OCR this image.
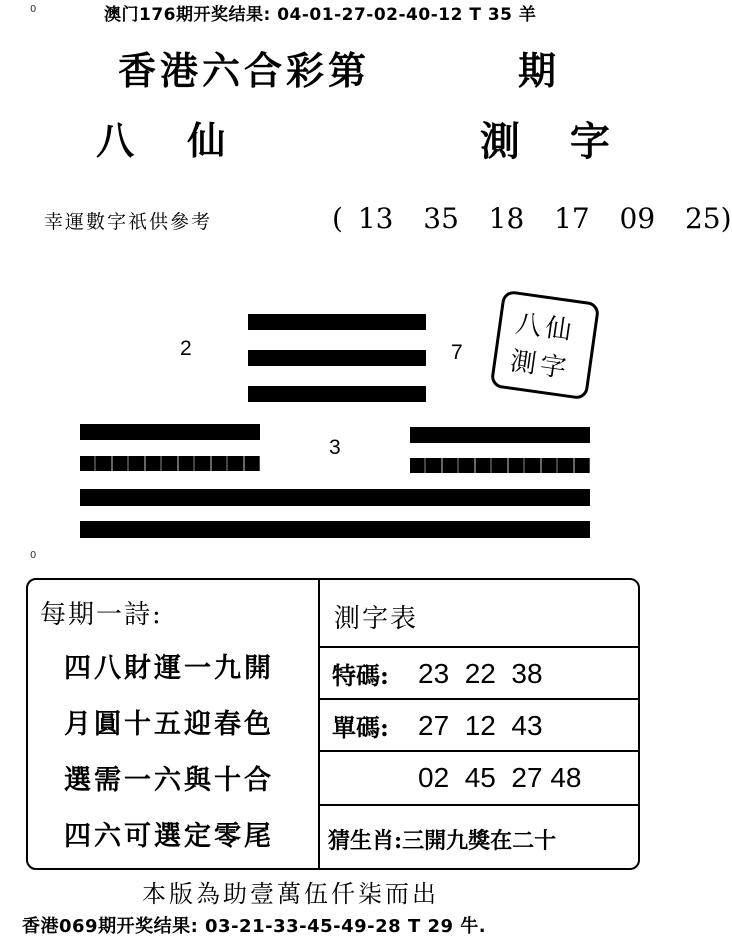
0	澳门176期开奖结果: 04-01-27-02-40-12 T 35 羊
香港六合彩第	期
八 仙	測 字
幸運數字祇供參考	( 13  35  18  17  09  25)
2	7
3
八仙
測字
0
每期一詩:
四八財運一九開
月圓十五迎春色
選需一六與十合
四六可選定零尾
測字表
特碼: 23  22  38
單碼: 27  12  43
02  45  27 48
猜生肖:三開九獎在二十
本版為助壹萬伍仟柒而出
香港069期开奖结果: 03-21-33-45-49-28 T 29 牛.
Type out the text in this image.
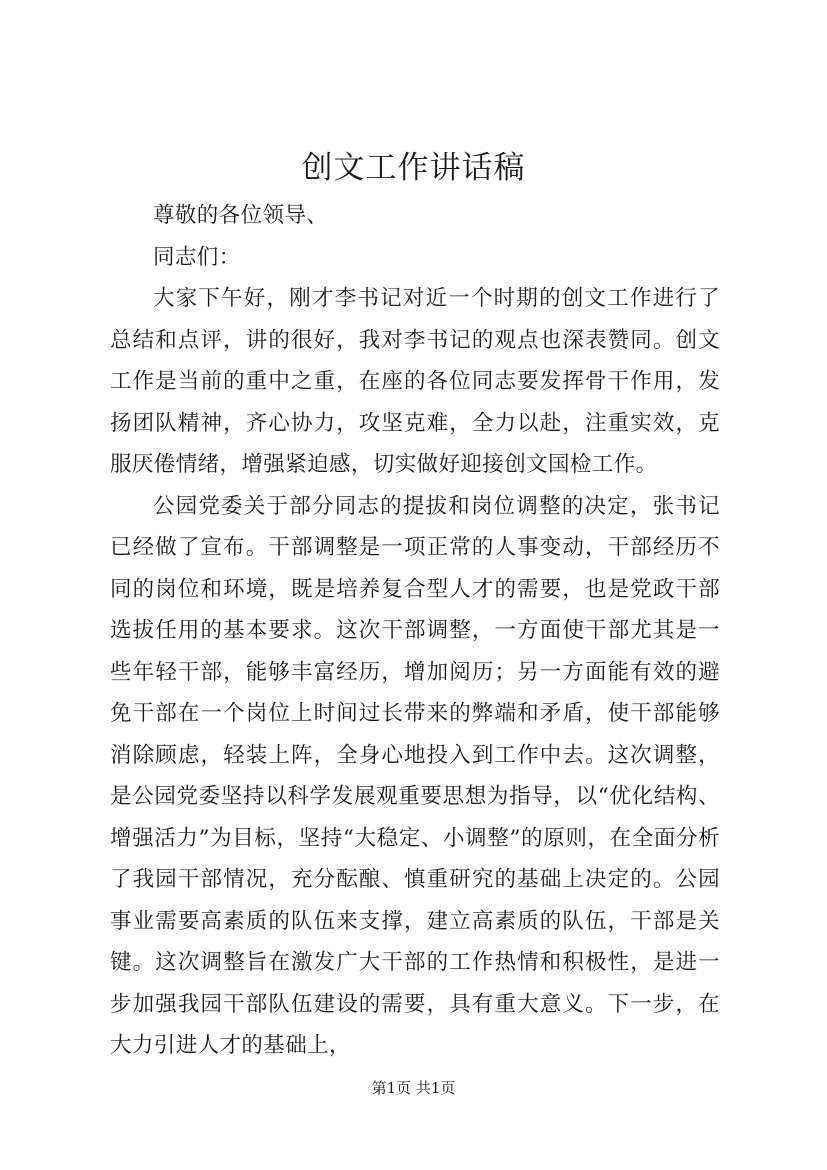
创文工作讲话稿

尊敬的各位领导、

同志们：

大家下午好，刚才李书记对近一个时期的创文工作进行了总结和点评，讲的很好，我对李书记的观点也深表赞同。创文工作是当前的重中之重，在座的各位同志要发挥骨干作用，发扬团队精神，齐心协力，攻坚克难，全力以赴，注重实效，克服厌倦情绪，增强紧迫感，切实做好迎接创文国检工作。

公园党委关于部分同志的提拔和岗位调整的决定，张书记已经做了宣布。干部调整是一项正常的人事变动，干部经历不同的岗位和环境，既是培养复合型人才的需要，也是党政干部选拔任用的基本要求。这次干部调整，一方面使干部尤其是一些年轻干部，能够丰富经历，增加阅历；另一方面能有效的避免干部在一个岗位上时间过长带来的弊端和矛盾，使干部能够消除顾虑，轻装上阵，全身心地投入到工作中去。这次调整，是公园党委坚持以科学发展观重要思想为指导，以“优化结构、增强活力”为目标，坚持“大稳定、小调整”的原则，在全面分析了我园干部情况，充分酝酿、慎重研究的基础上决定的。公园事业需要高素质的队伍来支撑，建立高素质的队伍，干部是关键。这次调整旨在激发广大干部的工作热情和积极性，是进一步加强我园干部队伍建设的需要，具有重大意义。下一步，在大力引进人才的基础上，

第1页 共1页
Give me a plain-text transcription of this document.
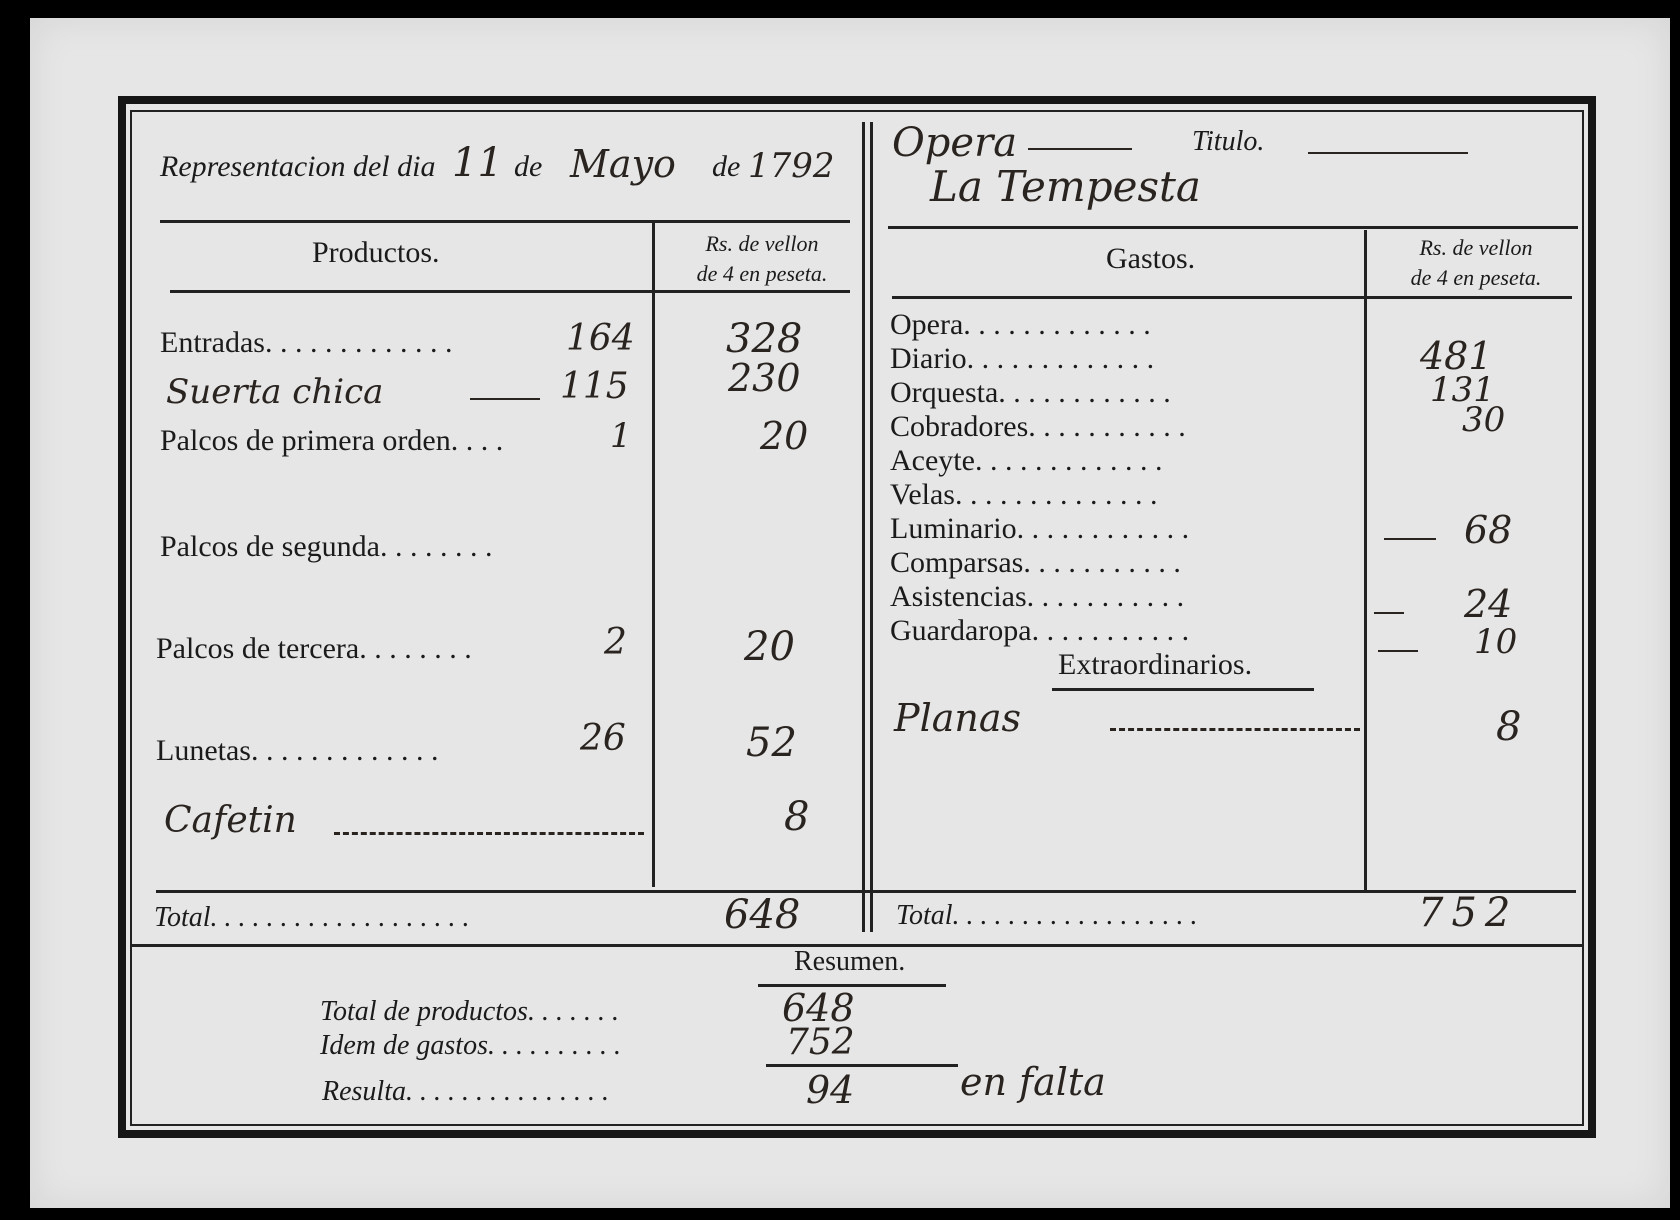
Representacion del dia 11 de Mayo de 1792 Opera	Titulo.
La Tempesta
Productos.	Rs. de vellon
de 4 en peseta.
Entradas. . . . . . . . . . . . .	164 328
Suerta chica	115	230
Palcos de primera orden. . . .	1	20
Palcos de segunda. . . . . . . .
Palcos de tercera. . . . . . . .	2	20
Lunetas. . . . . . . . . . . . .	26	52
Cafetin	8
Total. . . . . . . . . . . . . . . . . . .	648
Gastos.	Rs. de vellon
de 4 en peseta.
Opera. . . . . . . . . . . . .
Diario. . . . . . . . . . . . .	481
Orquesta. . . . . . . . . . . .	131
Cobradores. . . . . . . . . . .	30
Aceyte. . . . . . . . . . . . .
Velas. . . . . . . . . . . . . .
Luminario. . . . . . . . . . . .	68
Comparsas. . . . . . . . . . .
Asistencias. . . . . . . . . . .	24
Guardaropa. . . . . . . . . . .	10
Extraordinarios.
Planas	8
Total. . . . . . . . . . . . . . . . . .	752
Resumen.
Total de productos. . . . . . .	648
Idem de gastos. . . . . . . . . .	752
Resulta. . . . . . . . . . . . . . .	94	en falta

----------------------------------------

Problem description: Look for the word "vellon" and return every line where it occurs.

Correct output:
Productos.	Rs. de vellon
Gastos.	Rs. de vellon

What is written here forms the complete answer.